======== Input for this task ========
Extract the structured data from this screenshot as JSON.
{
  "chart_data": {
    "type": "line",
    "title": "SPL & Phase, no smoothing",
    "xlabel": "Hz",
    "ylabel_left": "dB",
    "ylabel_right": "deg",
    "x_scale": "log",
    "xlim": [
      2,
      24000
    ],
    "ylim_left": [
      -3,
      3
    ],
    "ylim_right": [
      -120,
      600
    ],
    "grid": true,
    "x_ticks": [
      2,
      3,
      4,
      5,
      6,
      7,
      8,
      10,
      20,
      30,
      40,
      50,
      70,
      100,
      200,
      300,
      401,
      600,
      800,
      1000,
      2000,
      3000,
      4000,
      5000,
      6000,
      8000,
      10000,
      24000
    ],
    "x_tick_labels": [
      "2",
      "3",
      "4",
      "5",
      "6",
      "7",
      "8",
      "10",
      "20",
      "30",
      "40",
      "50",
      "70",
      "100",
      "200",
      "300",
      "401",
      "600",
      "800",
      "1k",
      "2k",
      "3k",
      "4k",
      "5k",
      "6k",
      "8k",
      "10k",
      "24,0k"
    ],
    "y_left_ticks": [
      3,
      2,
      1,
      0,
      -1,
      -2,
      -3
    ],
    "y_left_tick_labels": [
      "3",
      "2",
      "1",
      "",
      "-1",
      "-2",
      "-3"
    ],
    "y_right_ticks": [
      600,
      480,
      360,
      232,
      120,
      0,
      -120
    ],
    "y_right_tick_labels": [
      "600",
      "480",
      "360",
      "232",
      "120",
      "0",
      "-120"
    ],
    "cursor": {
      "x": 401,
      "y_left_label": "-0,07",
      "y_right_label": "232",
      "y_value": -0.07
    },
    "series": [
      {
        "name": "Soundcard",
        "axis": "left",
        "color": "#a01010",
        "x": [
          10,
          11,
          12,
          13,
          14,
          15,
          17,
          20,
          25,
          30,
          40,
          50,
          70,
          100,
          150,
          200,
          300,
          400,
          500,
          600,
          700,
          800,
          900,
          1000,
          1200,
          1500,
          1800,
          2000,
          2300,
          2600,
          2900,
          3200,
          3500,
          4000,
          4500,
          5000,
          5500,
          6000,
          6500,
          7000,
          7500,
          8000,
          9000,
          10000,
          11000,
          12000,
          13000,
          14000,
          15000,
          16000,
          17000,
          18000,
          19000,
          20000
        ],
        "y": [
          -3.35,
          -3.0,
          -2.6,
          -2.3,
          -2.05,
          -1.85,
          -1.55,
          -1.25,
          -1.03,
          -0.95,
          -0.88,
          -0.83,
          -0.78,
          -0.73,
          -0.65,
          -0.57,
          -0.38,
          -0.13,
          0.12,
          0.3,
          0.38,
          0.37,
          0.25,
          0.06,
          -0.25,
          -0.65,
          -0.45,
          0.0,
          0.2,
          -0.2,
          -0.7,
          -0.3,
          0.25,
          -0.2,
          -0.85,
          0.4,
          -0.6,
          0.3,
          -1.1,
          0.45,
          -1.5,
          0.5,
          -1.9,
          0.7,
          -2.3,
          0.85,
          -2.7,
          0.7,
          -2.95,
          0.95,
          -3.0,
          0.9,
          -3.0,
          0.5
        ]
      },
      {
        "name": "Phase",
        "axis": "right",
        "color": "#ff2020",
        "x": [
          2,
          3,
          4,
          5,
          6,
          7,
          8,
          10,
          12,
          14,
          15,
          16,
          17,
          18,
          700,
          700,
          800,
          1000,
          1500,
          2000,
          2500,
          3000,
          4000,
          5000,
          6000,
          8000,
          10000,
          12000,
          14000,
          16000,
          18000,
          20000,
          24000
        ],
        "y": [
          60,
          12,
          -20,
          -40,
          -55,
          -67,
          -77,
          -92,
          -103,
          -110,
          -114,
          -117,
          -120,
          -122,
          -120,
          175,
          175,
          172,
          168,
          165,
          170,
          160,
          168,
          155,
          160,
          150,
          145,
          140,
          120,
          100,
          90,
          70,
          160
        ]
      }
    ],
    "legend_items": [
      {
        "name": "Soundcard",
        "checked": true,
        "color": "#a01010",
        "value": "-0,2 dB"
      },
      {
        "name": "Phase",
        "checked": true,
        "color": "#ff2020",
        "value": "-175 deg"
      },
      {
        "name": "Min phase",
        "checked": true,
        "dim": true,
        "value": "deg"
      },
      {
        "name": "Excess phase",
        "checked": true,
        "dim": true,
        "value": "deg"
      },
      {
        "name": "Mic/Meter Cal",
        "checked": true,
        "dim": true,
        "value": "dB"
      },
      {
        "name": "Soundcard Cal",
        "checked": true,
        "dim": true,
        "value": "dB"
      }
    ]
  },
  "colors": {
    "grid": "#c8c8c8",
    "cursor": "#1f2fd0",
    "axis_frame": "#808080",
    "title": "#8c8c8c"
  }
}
========
=== Instruction ===
The records above should all be quoted exactly, please.

=== Solved exercise ===
Extract the structured data from this screenshot as JSON.
{
  "chart_data": {
    "type": "line",
    "title": "SPL & Phase, no smoothing",
    "xlabel": "Hz",
    "ylabel_left": "dB",
    "ylabel_right": "deg",
    "x_scale": "log",
    "xlim": [
      2,
      24000
    ],
    "ylim_left": [
      -3,
      3
    ],
    "ylim_right": [
      -120,
      600
    ],
    "grid": true,
    "x_ticks": [
      2,
      3,
      4,
      5,
      6,
      7,
      8,
      10,
      20,
      30,
      40,
      50,
      70,
      100,
      200,
      300,
      401,
      600,
      800,
      1000,
      2000,
      3000,
      4000,
      5000,
      6000,
      8000,
      10000,
      24000
    ],
    "x_tick_labels": [
      "2",
      "3",
      "4",
      "5",
      "6",
      "7",
      "8",
      "10",
      "20",
      "30",
      "40",
      "50",
      "70",
      "100",
      "200",
      "300",
      "401",
      "600",
      "800",
      "1k",
      "2k",
      "3k",
      "4k",
      "5k",
      "6k",
      "8k",
      "10k",
      "24,0k"
    ],
    "y_left_ticks": [
      3,
      2,
      1,
      0,
      -1,
      -2,
      -3
    ],
    "y_left_tick_labels": [
      "3",
      "2",
      "1",
      "",
      "-1",
      "-2",
      "-3"
    ],
    "y_right_ticks": [
      600,
      480,
      360,
      232,
      120,
      0,
      -120
    ],
    "y_right_tick_labels": [
      "600",
      "480",
      "360",
      "232",
      "120",
      "0",
      "-120"
    ],
    "cursor": {
      "x": 401,
      "y_left_label": "-0,07",
      "y_right_label": "232",
      "y_value": -0.07
    },
    "series": [
      {
        "name": "Soundcard",
        "axis": "left",
        "color": "#a01010",
        "x": [
          10,
          11,
          12,
          13,
          14,
          15,
          17,
          20,
          25,
          30,
          40,
          50,
          70,
          100,
          150,
          200,
          300,
          400,
          500,
          600,
          700,
          800,
          900,
          1000,
          1200,
          1500,
          1800,
          2000,
          2300,
          2600,
          2900,
          3200,
          3500,
          4000,
          4500,
          5000,
          5500,
          6000,
          6500,
          7000,
          7500,
          8000,
          9000,
          10000,
          11000,
          12000,
          13000,
          14000,
          15000,
          16000,
          17000,
          18000,
          19000,
          20000
        ],
        "y": [
          -3.35,
          -3.0,
          -2.6,
          -2.3,
          -2.05,
          -1.85,
          -1.55,
          -1.25,
          -1.03,
          -0.95,
          -0.88,
          -0.83,
          -0.78,
          -0.73,
          -0.65,
          -0.57,
          -0.38,
          -0.13,
          0.12,
          0.3,
          0.38,
          0.37,
          0.25,
          0.06,
          -0.25,
          -0.65,
          -0.45,
          0.0,
          0.2,
          -0.2,
          -0.7,
          -0.3,
          0.25,
          -0.2,
          -0.85,
          0.4,
          -0.6,
          0.3,
          -1.1,
          0.45,
          -1.5,
          0.5,
          -1.9,
          0.7,
          -2.3,
          0.85,
          -2.7,
          0.7,
          -2.95,
          0.95,
          -3.0,
          0.9,
          -3.0,
          0.5
        ]
      },
      {
        "name": "Phase",
        "axis": "right",
        "color": "#ff2020",
        "x": [
          2,
          3,
          4,
          5,
          6,
          7,
          8,
          10,
          12,
          14,
          15,
          16,
          17,
          18,
          700,
          700,
          800,
          1000,
          1500,
          2000,
          2500,
          3000,
          4000,
          5000,
          6000,
          8000,
          10000,
          12000,
          14000,
          16000,
          18000,
          20000,
          24000
        ],
        "y": [
          60,
          12,
          -20,
          -40,
          -55,
          -67,
          -77,
          -92,
          -103,
          -110,
          -114,
          -117,
          -120,
          -122,
          -120,
          175,
          175,
          172,
          168,
          165,
          170,
          160,
          168,
          155,
          160,
          150,
          145,
          140,
          120,
          100,
          90,
          70,
          160
        ]
      }
    ],
    "legend_items": [
      {
        "name": "Soundcard",
        "checked": true,
        "color": "#a01010",
        "value": "-0,2 dB"
      },
      {
        "name": "Phase",
        "checked": true,
        "color": "#ff2020",
        "value": "-175 deg"
      },
      {
        "name": "Min phase",
        "checked": true,
        "dim": true,
        "value": "deg"
      },
      {
        "name": "Excess phase",
        "checked": true,
        "dim": true,
        "value": "deg"
      },
      {
        "name": "Mic/Meter Cal",
        "checked": true,
        "dim": true,
        "value": "dB"
      },
      {
        "name": "Soundcard Cal",
        "checked": true,
        "dim": true,
        "value": "dB"
      }
    ]
  },
  "colors": {
    "grid": "#c8c8c8",
    "cursor": "#1f2fd0",
    "axis_frame": "#808080",
    "title": "#8c8c8c"
  }
}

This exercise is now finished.